Source records:
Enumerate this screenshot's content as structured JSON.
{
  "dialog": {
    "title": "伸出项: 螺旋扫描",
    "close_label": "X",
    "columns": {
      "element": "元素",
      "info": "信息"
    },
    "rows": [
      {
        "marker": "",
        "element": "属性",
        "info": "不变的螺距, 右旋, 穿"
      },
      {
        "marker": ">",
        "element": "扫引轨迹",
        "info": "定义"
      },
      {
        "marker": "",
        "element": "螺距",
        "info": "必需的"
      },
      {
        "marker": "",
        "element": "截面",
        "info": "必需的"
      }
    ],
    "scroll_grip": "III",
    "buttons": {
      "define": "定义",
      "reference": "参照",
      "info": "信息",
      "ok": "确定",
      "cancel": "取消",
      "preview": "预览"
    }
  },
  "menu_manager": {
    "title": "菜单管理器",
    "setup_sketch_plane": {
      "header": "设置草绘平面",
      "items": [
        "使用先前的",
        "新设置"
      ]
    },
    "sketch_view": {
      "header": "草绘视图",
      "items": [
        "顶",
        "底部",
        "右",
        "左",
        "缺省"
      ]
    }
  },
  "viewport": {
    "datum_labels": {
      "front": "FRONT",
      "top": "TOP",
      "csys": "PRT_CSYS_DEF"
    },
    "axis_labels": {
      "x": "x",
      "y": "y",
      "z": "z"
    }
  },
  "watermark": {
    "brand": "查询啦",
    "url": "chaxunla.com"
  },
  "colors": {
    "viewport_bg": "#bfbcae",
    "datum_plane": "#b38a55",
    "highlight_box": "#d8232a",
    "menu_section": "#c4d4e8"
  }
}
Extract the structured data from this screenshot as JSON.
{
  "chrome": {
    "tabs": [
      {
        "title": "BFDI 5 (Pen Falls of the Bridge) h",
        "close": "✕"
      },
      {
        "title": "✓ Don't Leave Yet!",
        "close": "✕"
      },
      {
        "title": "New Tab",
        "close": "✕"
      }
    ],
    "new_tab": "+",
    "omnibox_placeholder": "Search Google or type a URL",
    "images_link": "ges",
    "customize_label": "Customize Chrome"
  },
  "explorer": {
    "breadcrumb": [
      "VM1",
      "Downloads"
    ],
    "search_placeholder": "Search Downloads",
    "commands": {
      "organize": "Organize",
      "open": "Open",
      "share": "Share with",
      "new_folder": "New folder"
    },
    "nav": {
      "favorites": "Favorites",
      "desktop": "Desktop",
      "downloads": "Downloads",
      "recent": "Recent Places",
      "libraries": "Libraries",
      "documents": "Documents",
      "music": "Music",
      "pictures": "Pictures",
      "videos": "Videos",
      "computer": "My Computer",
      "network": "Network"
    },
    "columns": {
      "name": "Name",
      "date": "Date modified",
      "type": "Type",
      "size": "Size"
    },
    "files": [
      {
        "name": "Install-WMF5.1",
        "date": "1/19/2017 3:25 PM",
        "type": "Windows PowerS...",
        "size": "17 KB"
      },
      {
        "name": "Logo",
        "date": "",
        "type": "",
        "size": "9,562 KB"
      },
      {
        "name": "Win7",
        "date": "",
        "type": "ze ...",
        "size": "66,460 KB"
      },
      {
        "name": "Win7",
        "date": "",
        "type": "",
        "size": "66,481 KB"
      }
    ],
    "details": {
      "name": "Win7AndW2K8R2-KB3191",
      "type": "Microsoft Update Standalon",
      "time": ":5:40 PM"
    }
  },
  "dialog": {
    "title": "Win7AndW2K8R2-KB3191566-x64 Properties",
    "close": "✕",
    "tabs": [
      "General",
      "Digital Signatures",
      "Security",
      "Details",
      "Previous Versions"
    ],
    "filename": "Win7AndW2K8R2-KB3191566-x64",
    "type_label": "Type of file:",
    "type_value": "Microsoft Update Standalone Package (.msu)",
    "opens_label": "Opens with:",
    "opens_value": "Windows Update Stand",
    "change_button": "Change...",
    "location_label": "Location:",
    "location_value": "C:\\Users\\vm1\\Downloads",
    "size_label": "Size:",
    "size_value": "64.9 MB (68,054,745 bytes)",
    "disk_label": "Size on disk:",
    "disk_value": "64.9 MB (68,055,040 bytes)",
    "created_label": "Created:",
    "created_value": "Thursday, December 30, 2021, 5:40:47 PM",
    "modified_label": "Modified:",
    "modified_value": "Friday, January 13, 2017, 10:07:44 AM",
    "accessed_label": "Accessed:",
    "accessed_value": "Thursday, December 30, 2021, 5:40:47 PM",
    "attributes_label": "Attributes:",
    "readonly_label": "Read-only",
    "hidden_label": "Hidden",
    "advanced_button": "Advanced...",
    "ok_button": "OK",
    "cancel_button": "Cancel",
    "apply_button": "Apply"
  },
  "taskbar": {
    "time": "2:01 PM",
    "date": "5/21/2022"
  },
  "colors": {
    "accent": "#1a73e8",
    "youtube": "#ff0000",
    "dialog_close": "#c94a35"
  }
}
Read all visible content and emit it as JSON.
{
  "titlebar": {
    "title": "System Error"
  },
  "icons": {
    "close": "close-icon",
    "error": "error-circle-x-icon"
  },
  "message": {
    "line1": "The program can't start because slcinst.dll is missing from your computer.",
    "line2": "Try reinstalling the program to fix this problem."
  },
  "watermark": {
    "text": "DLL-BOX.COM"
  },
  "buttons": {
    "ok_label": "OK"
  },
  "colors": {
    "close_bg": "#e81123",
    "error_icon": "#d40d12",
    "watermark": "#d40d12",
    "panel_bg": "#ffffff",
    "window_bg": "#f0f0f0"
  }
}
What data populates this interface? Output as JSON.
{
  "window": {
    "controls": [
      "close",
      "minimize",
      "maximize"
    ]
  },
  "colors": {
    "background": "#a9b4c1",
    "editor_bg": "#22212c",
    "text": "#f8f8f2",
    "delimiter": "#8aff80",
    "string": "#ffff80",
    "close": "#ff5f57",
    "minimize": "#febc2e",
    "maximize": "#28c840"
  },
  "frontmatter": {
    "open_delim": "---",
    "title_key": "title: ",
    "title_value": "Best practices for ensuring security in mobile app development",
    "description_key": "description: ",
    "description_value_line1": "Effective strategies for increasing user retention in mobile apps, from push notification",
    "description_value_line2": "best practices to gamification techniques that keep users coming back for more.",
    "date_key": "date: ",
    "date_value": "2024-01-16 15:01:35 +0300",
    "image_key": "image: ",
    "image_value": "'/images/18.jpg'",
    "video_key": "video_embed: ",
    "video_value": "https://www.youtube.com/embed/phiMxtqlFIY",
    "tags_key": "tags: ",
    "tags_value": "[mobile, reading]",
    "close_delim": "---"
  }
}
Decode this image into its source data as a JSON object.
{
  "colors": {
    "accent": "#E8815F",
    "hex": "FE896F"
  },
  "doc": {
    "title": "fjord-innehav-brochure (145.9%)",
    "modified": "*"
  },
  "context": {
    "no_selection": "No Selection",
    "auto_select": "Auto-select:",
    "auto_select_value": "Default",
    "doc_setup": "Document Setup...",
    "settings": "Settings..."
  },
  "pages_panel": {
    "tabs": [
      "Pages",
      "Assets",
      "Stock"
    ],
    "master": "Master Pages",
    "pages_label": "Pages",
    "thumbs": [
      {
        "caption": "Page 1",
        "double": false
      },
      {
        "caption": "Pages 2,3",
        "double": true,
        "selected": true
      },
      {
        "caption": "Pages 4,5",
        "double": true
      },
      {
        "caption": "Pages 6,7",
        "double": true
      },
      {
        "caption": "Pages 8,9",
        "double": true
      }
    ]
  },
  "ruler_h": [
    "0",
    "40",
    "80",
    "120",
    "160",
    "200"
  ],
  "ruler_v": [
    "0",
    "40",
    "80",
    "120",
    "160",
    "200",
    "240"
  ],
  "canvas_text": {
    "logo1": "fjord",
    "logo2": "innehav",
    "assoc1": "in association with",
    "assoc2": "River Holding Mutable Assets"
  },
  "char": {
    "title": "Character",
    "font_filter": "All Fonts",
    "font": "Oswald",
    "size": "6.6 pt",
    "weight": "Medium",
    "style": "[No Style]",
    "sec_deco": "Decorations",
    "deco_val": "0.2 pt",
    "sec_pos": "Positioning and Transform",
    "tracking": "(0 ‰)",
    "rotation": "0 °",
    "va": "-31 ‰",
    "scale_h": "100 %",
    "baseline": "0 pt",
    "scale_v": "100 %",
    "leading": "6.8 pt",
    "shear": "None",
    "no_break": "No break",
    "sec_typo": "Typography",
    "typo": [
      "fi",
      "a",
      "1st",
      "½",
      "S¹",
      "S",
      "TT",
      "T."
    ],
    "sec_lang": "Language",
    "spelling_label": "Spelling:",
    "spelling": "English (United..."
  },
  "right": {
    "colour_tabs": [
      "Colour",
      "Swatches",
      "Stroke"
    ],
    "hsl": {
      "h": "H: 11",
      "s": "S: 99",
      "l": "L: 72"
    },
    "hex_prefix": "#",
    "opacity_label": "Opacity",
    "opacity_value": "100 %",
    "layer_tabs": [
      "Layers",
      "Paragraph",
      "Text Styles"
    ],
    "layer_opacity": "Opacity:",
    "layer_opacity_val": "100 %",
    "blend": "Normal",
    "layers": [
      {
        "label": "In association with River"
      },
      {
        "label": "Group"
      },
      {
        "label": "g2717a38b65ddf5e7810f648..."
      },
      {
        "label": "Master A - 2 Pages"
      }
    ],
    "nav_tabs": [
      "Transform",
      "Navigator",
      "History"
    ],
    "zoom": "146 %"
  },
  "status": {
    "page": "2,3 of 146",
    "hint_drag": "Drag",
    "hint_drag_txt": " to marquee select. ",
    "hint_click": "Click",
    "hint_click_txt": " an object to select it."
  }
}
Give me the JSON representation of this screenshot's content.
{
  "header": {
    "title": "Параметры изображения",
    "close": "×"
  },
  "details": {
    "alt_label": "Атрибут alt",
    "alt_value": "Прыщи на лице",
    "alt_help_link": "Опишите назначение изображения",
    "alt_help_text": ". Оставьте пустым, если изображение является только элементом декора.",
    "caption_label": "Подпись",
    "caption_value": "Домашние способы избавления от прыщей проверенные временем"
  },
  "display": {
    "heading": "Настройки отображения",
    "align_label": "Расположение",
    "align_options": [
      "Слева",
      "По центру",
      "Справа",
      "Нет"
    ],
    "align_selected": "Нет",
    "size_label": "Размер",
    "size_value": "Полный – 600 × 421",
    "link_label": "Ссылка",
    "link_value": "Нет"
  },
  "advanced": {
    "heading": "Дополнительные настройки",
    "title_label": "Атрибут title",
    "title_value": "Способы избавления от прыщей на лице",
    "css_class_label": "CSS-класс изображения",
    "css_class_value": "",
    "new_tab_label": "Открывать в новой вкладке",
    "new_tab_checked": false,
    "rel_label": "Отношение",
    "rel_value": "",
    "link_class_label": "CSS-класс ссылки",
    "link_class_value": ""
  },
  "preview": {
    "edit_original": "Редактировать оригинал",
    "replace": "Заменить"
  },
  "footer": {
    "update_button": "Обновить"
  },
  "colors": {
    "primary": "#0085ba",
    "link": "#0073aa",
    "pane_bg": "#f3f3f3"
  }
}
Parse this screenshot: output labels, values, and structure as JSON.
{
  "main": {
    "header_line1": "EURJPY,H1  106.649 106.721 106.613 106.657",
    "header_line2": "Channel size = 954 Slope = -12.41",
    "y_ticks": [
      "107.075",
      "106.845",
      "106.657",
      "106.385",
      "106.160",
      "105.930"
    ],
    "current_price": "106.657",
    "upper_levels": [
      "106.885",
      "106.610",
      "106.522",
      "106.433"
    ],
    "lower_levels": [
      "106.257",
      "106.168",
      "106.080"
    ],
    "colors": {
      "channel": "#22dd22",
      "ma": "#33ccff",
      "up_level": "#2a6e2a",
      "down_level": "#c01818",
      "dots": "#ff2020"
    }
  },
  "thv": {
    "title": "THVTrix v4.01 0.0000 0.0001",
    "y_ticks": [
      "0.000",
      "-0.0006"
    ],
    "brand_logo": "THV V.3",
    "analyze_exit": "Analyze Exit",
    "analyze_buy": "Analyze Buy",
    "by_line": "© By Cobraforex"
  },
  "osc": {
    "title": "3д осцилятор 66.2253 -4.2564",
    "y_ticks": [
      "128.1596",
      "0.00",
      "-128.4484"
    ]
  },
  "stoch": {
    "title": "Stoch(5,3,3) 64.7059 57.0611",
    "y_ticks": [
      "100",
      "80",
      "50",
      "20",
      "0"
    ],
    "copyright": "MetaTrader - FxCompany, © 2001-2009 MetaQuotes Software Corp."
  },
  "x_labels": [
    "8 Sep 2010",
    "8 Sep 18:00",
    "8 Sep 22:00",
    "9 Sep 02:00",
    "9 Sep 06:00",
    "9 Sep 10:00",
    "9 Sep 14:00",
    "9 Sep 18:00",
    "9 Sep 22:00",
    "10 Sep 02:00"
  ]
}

SET TASK → Locate each line with the word "youtube" and copy it.

THE SOLUTION →
    "youtube": "#ff0000",
    "video_value": "https://www.youtube.com/embed/phiMxtqlFIY",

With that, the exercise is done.